== Exercise directions ==
Please set down, unchanged, the part of the lines below that opens with the line containing "warning-rule bbox=[337, 397, 773, 398]" and closes with the line containing "warning-header bbox=[187, 382, 773, 399]", both ends included.

== Records provided ==
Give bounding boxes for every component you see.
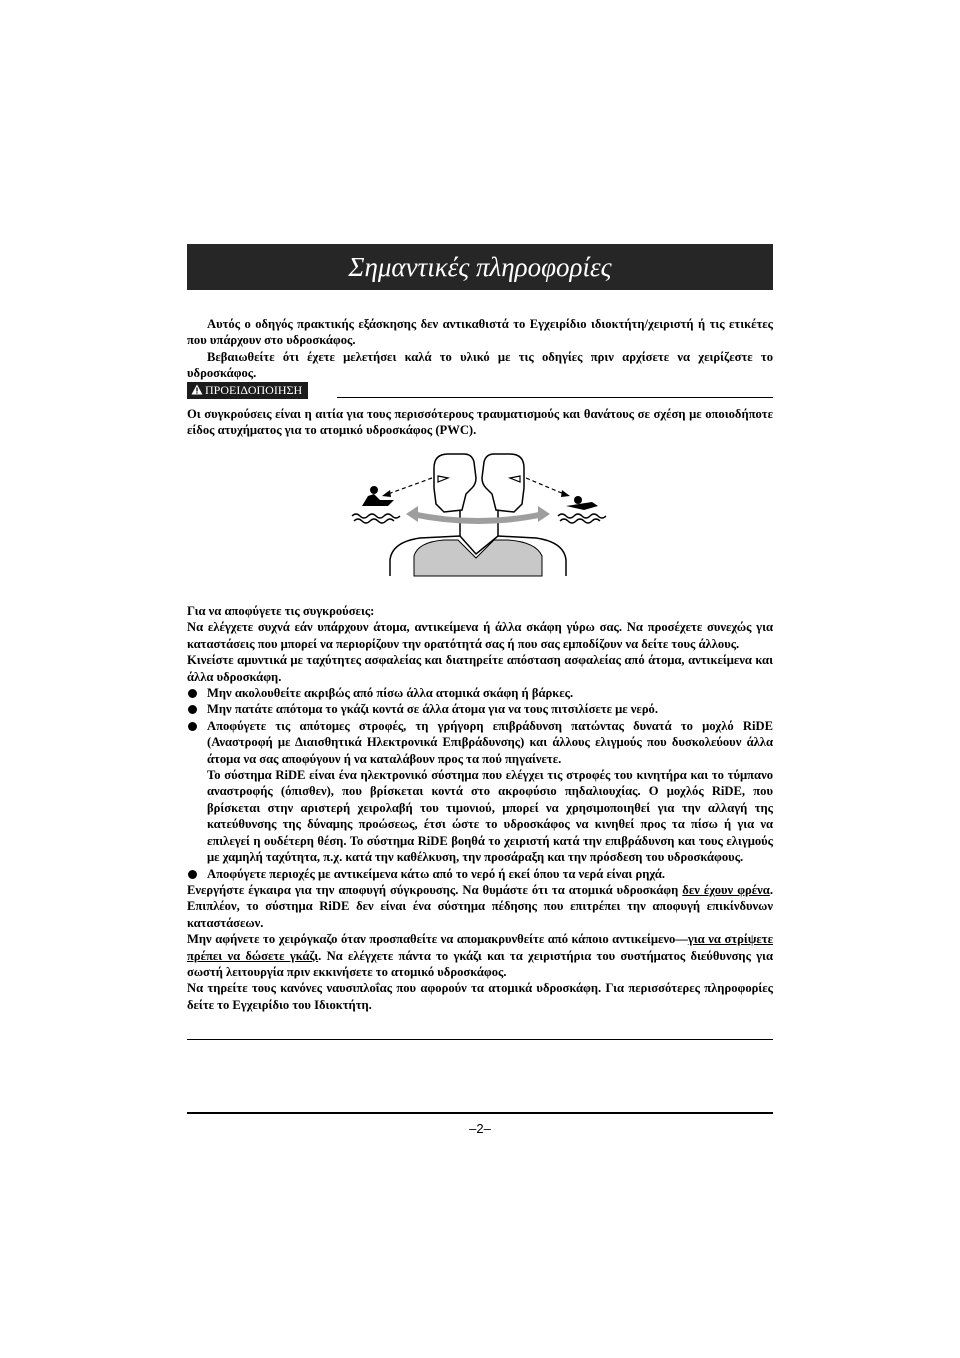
warning-rule bbox=[337, 397, 773, 398]
paragraph-lookout: Να ελέγχετε συχνά εάν υπάρχουν άτομα, αντικείμενα ή άλλα σκάφη γύρω σας. Να προσέχετε συνεχώς για καταστάσεις που μπορεί να περιορίζουν την ορατότητά σας ή που σας εμποδίζουν να δείτε τους άλλους. bbox=[187, 620, 773, 651]
warning-label: ΠΡΟΕΙΔΟΠΟΙΗΣΗ bbox=[205, 383, 303, 397]
warning-header bbox=[187, 382, 773, 399]
list-item: Μην πατάτε απότομα το γκάζι κοντά σε άλλα άτομα για να τους πιτσιλίσετε με νερό. bbox=[187, 701, 773, 717]
bullet-icon bbox=[188, 689, 197, 698]
paragraph-no-brakes: Ενεργήστε έγκαιρα για την αποφυγή σύγκρουσης. Να θυμάστε ότι τα ατομικά υδροσκάφη δεν έχουν φρένα. Επιπλέον, το σύστημα RiDE δεν είναι ένα σύστημα πέδησης που επιτρέπει την αποφυγή επικίνδυνων καταστάσεων. bbox=[187, 882, 773, 930]
underlined-throttle: για να στρίψετε πρέπει να δώσετε γκάζι bbox=[187, 932, 773, 963]
avoid-heading: Για να αποφύγετε τις συγκρούσεις: bbox=[187, 604, 375, 618]
underlined-no-brakes: δεν έχουν φρένα bbox=[682, 882, 770, 897]
list-item: Αποφύγετε τις απότομες στροφές, τη γρήγορη επιβράδυνση πατώντας δυνατά το μοχλό RiDE (Αναστροφή με Διαισθητικά Ηλεκτρονικά Επιβράδυνσης) και άλλους ελιγμούς που δυσκολεύουν άλλα άτομα να σας αποφύγουν ή να καταλάβουν προς τα πού πηγαίνετε. bbox=[187, 718, 773, 767]
intro-section bbox=[187, 316, 773, 382]
bullet-icon bbox=[188, 722, 197, 731]
list-item: Αποφύγετε περιοχές με αντικείμενα κάτω από το νερό ή εκεί όπου τα νερά είναι ρηχά. bbox=[187, 866, 773, 882]
intro-paragraph-2: Βεβαιωθείτε ότι έχετε μελετήσει καλά το υλικό με τις οδηγίες πριν αρχίσετε να χειρίζεστε το υδροσκάφος. bbox=[187, 349, 773, 381]
collision-awareness-illustration bbox=[348, 448, 612, 580]
section-end-rule bbox=[187, 1039, 773, 1040]
warning-badge bbox=[187, 382, 308, 399]
intro-paragraph-1: Αυτός ο οδηγός πρακτικής εξάσκησης δεν αντικαθιστά το Εγχειρίδιο ιδιοκτήτη/χειριστή ή τις ετικέτες που υπάρχουν στο υδροσκάφος. bbox=[187, 317, 773, 348]
avoidance-list bbox=[187, 685, 773, 767]
ride-description: Το σύστημα RiDE είναι ένα ηλεκτρονικό σύστημα που ελέγχει τις στροφές του κινητήρα και το τύμπανο αναστροφής (όπισθεν), που βρίσκεται κοντά στο ακροφύσιο πηδαλιουχίας. Ο μοχλός RiDE, που βρίσκεται στην αριστερή χειρολαβή του τιμονιού, μπορεί να χρησιμοποιηθεί για την αλλαγή της κατεύθυνσης της δύναμης προώσεως, έτσι ώστε το υδροσκάφος να κινηθεί προς τα πίσω ή για να επιλεγεί η ουδέτερη θέση. Το σύστημα RiDE βοηθά το χειριστή κατά την επιβράδυνση και τους ελιγμούς με χαμηλή ταχύτητα, π.χ. κατά την καθέλκυση, την προσάραξη και την πρόσδεση του υδροσκάφους. bbox=[207, 768, 773, 865]
collision-avoidance-section bbox=[187, 603, 773, 1013]
bullet-icon bbox=[188, 870, 197, 879]
paragraph-safe-speed: Κινείστε αμυντικά με ταχύτητες ασφαλείας και διατηρείτε απόσταση ασφαλείας από άτομα, αντικείμενα και άλλα υδροσκάφη. bbox=[187, 653, 773, 684]
warning-text: Οι συγκρούσεις είναι η αιτία για τους περισσότερους τραυματισμούς και θανάτους σε σχέση με οποιοδήποτε είδος ατυχήματος για το ατομικό υδροσκάφος (PWC). bbox=[187, 407, 773, 438]
list-item: Μην ακολουθείτε ακριβώς από πίσω άλλα ατομικά σκάφη ή βάρκες. bbox=[187, 685, 773, 701]
page-number: –2– bbox=[469, 1121, 491, 1136]
page-title: Σημαντικές πληροφορίες bbox=[187, 244, 773, 290]
bullet-icon bbox=[188, 705, 197, 714]
paragraph-throttle: Μην αφήνετε το χειρόγκαζο όταν προσπαθείτε να απομακρυνθείτε από κάποιο αντικείμενο—για να στρίψετε πρέπει να δώσετε γκάζι. Να ελέγχετε πάντα το γκάζι και τα χειριστήρια του συστήματος διεύθυνσης για σωστή λειτουργία πριν εκκινήσετε το ατομικό υδροσκάφος. bbox=[187, 932, 773, 979]
warning-triangle-icon bbox=[191, 384, 203, 395]
footer-rule bbox=[187, 1112, 773, 1114]
paragraph-rules: Να τηρείτε τους κανόνες ναυσιπλοΐας που αφορούν τα ατομικά υδροσκάφη. Για περισσότερες πληροφορίες δείτε το Εγχειρίδιο του Ιδιοκτήτη. bbox=[187, 981, 773, 1012]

== Full solution ==
warning-rule bbox=[337, 397, 773, 398]
paragraph-lookout: Να ελέγχετε συχνά εάν υπάρχουν άτομα, αντικείμενα ή άλλα σκάφη γύρω σας. Να προσέχετε συνεχώς για καταστάσεις που μπορεί να περιορίζουν την ορατότητά σας ή που σας εμποδίζουν να δείτε τους άλλους. bbox=[187, 620, 773, 651]
warning-label: ΠΡΟΕΙΔΟΠΟΙΗΣΗ bbox=[205, 383, 303, 397]
warning-header bbox=[187, 382, 773, 399]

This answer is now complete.